**TASK PROMPT**: Gather, from the data below, each line in which the word "vammaan" occurs.

Saved entries

○ ○ ○ ○ ○

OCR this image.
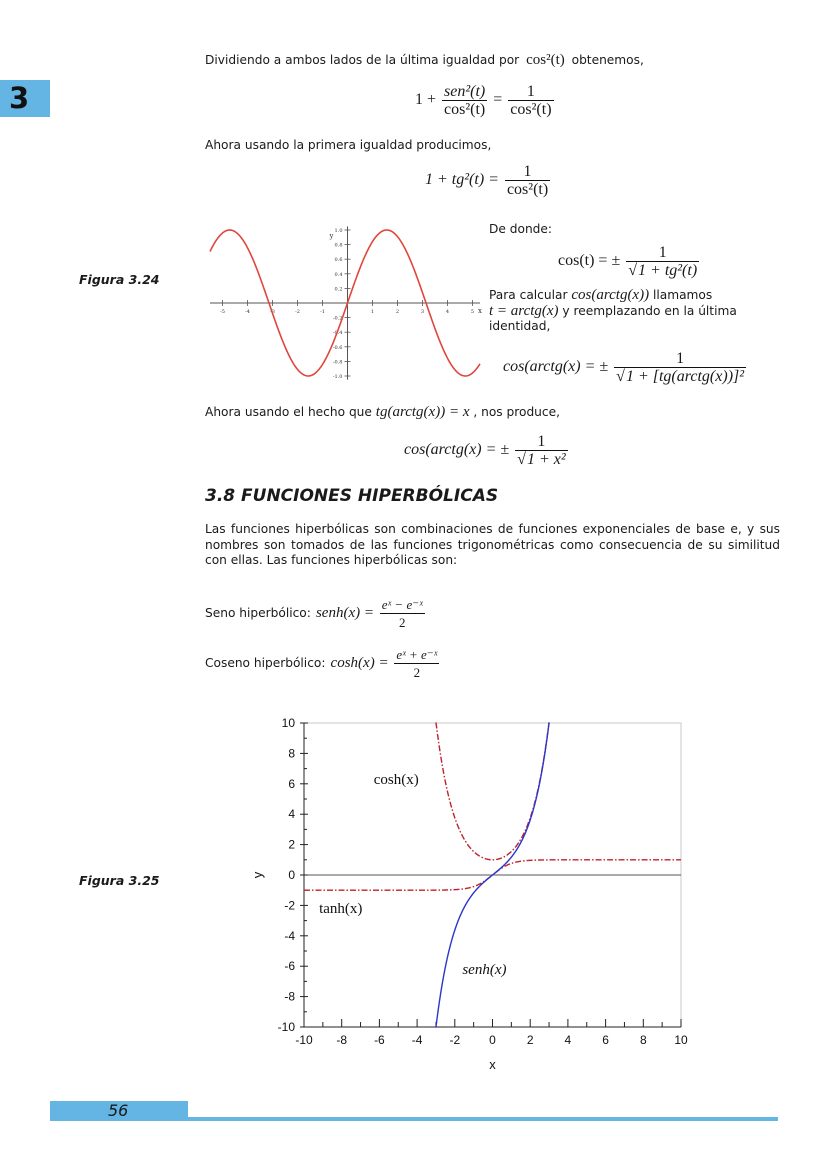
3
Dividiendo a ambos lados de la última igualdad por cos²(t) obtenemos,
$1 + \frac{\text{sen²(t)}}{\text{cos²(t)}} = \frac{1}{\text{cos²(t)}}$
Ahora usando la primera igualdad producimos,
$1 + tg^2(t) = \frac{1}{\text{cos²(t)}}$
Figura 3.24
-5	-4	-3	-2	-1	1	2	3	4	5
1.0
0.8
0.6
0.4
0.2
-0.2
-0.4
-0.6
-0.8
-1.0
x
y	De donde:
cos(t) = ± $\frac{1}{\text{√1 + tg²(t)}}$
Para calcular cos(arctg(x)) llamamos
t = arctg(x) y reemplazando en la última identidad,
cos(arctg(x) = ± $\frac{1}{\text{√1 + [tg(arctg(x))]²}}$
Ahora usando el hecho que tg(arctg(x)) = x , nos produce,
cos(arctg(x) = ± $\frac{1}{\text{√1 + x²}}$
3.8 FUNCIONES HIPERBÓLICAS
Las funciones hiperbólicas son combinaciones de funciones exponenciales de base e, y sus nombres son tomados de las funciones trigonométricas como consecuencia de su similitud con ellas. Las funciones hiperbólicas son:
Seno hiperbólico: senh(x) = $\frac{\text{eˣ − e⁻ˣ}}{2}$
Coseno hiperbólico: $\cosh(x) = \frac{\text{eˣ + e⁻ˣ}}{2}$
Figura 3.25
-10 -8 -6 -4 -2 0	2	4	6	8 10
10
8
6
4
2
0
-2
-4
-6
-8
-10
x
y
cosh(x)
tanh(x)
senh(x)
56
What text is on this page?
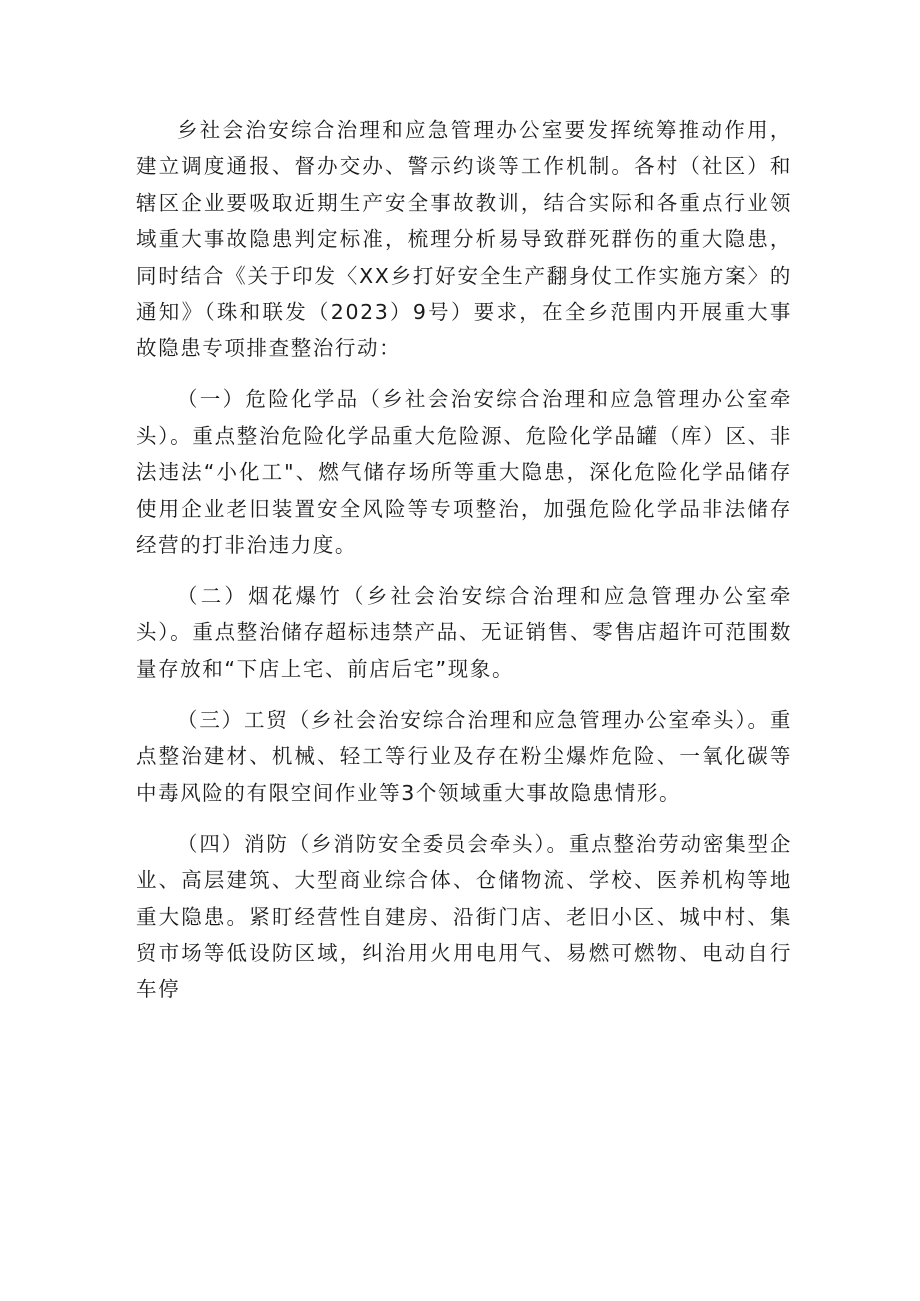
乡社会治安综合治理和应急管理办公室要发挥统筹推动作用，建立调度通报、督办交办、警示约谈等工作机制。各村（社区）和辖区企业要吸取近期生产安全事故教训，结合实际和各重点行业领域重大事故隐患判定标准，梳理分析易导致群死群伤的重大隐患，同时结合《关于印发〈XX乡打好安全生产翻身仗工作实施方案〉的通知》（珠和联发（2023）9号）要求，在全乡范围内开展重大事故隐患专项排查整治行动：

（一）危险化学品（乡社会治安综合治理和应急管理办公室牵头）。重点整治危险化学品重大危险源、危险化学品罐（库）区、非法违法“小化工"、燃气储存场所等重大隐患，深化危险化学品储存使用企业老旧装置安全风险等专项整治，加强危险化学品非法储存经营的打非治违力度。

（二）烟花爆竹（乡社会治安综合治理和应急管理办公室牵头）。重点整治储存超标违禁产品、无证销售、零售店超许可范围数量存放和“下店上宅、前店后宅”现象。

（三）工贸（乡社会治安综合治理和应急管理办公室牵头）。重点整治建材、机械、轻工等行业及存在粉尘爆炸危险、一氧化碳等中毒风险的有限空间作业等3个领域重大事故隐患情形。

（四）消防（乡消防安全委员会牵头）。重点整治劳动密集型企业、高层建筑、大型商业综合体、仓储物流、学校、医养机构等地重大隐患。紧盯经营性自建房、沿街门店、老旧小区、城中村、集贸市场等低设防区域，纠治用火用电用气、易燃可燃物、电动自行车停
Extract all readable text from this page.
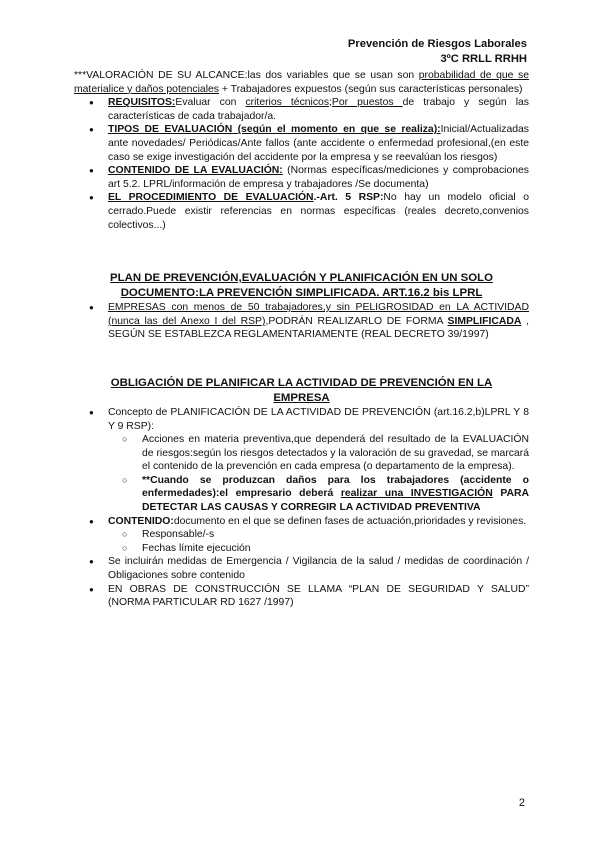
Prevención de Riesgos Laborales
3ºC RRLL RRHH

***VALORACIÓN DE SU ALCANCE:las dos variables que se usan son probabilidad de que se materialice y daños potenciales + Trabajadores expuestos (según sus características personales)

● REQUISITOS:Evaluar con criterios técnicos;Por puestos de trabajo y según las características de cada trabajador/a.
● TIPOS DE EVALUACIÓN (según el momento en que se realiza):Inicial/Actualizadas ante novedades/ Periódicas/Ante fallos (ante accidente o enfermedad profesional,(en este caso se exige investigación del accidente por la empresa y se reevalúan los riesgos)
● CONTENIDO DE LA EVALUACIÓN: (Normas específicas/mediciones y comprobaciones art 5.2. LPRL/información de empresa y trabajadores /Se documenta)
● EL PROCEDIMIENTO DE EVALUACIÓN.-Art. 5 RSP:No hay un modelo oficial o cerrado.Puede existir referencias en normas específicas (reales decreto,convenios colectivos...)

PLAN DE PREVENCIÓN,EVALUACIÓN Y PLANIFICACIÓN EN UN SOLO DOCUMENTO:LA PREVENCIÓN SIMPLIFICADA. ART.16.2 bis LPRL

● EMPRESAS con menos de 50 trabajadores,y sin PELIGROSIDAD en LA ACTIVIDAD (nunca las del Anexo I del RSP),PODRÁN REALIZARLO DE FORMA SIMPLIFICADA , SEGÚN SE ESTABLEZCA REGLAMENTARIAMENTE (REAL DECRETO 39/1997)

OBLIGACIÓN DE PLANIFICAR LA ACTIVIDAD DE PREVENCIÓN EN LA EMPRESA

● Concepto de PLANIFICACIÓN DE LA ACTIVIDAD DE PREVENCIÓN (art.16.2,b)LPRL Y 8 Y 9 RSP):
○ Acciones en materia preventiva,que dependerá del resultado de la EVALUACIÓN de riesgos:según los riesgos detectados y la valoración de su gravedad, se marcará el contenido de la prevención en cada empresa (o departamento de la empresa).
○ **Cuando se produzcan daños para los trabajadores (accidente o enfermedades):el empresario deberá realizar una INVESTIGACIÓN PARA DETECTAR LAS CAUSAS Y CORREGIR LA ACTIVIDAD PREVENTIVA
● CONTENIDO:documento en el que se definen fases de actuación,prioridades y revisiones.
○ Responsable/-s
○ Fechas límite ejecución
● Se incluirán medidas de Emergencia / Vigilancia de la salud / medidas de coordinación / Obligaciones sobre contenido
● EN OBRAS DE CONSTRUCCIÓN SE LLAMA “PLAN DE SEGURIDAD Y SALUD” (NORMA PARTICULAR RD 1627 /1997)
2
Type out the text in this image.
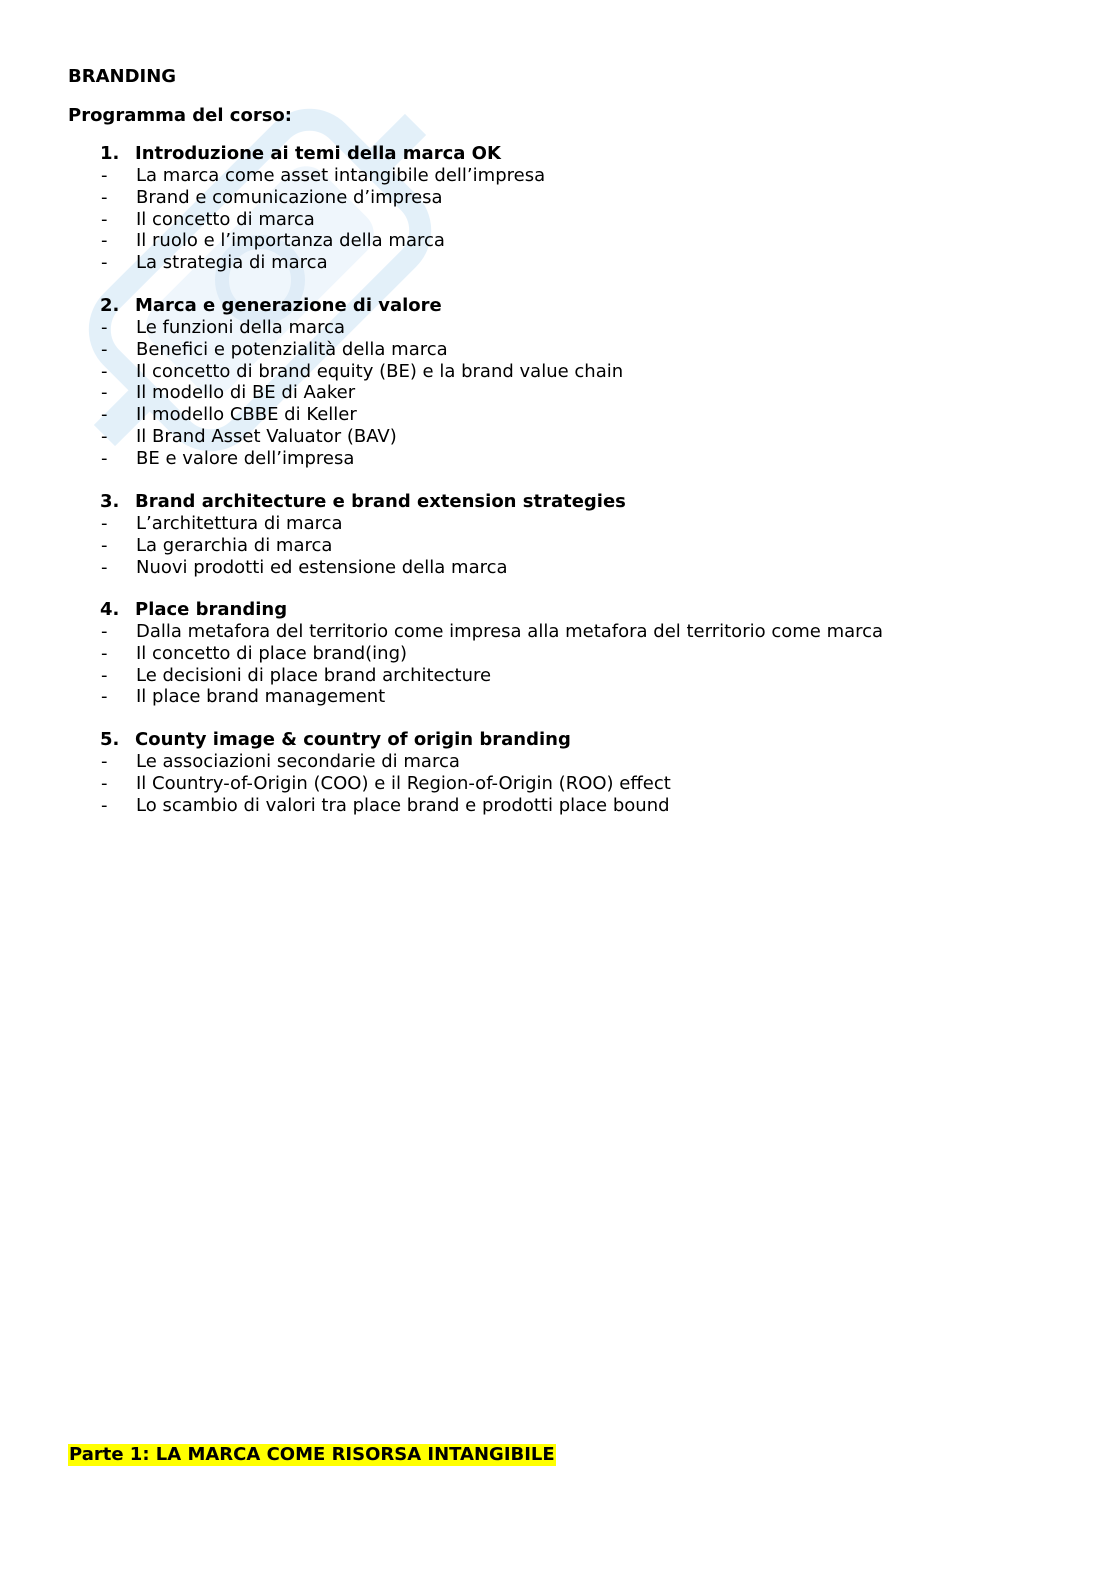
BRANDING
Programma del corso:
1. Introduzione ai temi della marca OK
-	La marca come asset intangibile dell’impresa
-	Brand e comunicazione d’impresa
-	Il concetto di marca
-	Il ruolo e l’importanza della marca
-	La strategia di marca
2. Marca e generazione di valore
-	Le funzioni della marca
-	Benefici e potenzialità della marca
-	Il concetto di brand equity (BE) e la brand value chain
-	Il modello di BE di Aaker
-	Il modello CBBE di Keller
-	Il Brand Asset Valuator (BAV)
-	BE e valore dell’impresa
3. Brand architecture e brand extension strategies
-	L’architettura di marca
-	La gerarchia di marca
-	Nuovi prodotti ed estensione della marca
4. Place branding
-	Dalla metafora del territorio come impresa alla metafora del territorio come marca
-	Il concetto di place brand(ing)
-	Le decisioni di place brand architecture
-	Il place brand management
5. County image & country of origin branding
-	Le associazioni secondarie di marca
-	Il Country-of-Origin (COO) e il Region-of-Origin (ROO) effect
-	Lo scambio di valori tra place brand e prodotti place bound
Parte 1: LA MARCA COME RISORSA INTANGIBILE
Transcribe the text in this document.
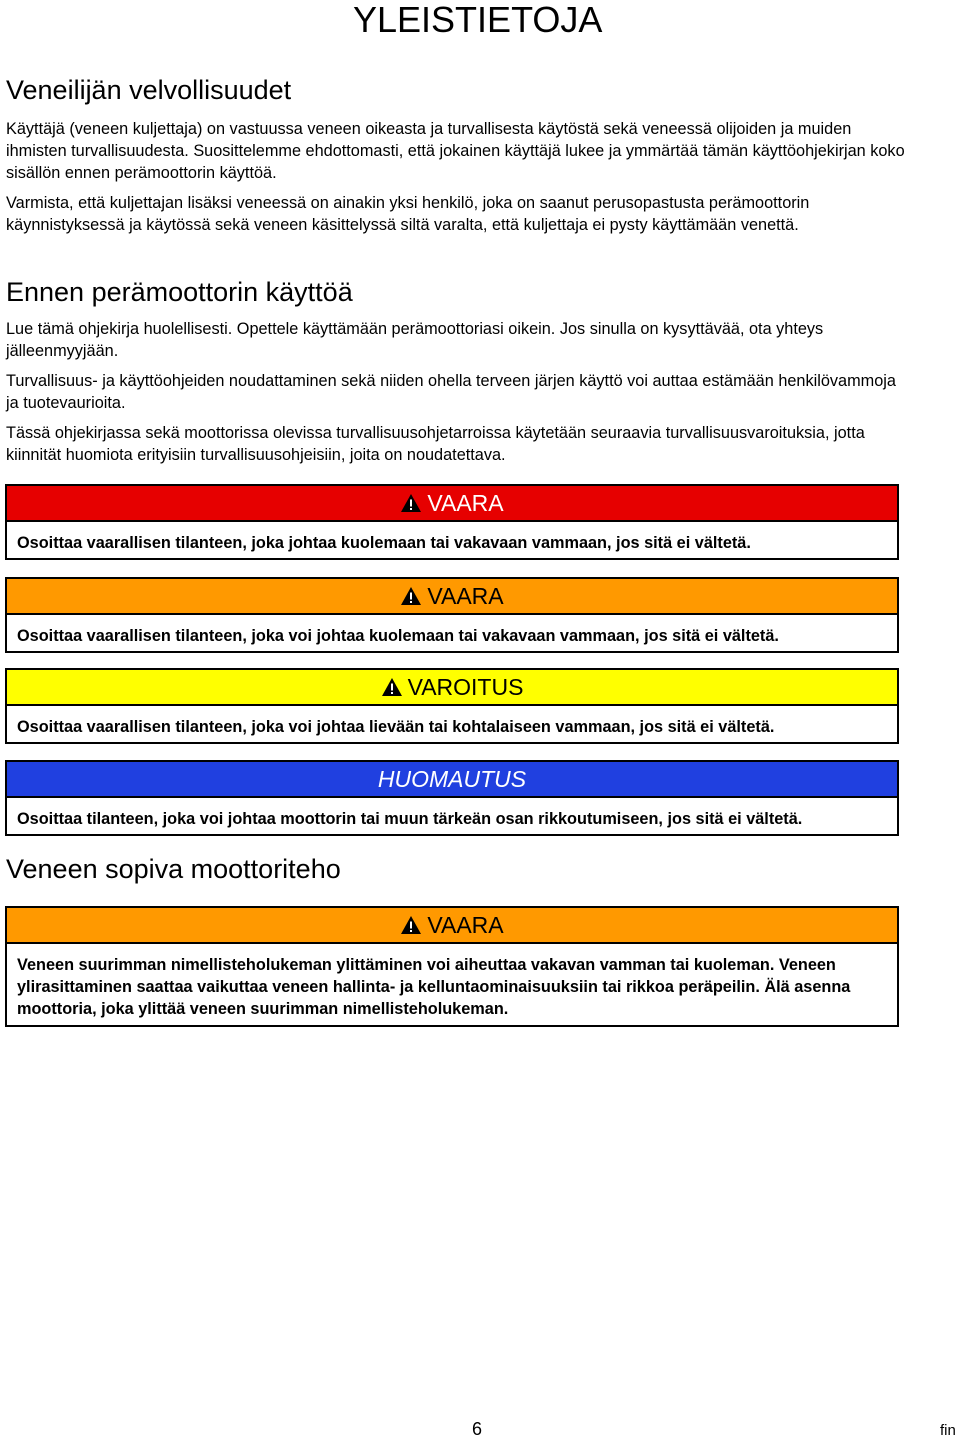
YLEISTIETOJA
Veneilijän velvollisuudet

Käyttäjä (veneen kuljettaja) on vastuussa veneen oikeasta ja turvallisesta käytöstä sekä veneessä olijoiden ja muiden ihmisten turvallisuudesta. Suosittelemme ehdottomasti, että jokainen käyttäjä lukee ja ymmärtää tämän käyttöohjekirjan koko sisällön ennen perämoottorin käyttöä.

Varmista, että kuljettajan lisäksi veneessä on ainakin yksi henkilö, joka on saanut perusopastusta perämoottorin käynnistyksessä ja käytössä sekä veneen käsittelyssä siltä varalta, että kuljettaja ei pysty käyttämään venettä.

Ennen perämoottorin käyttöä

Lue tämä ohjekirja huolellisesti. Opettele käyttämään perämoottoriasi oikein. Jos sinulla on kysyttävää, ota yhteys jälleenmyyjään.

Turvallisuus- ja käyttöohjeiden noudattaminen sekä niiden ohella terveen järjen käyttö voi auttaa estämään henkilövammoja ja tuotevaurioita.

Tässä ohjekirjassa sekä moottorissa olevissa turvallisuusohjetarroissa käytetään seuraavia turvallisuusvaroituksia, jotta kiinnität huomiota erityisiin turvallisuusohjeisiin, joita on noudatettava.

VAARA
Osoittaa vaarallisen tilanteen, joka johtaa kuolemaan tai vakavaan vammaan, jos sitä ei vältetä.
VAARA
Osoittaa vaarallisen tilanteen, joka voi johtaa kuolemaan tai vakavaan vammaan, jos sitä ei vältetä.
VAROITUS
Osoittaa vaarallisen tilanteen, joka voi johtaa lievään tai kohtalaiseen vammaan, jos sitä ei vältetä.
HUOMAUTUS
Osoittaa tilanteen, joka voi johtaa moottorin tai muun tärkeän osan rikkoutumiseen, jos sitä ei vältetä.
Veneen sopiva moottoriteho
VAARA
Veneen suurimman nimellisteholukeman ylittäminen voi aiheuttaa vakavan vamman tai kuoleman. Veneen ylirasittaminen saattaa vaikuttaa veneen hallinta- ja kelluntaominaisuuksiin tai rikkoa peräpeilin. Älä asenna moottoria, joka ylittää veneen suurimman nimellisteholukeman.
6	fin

○ ○ ○ ○ ○

**COMPLETED EXERCISE**:
Osoittaa vaarallisen tilanteen, joka johtaa kuolemaan tai vakavaan vammaan, jos sitä ei vältetä.
Osoittaa vaarallisen tilanteen, joka voi johtaa kuolemaan tai vakavaan vammaan, jos sitä ei vältetä.
Osoittaa vaarallisen tilanteen, joka voi johtaa lievään tai kohtalaiseen vammaan, jos sitä ei vältetä.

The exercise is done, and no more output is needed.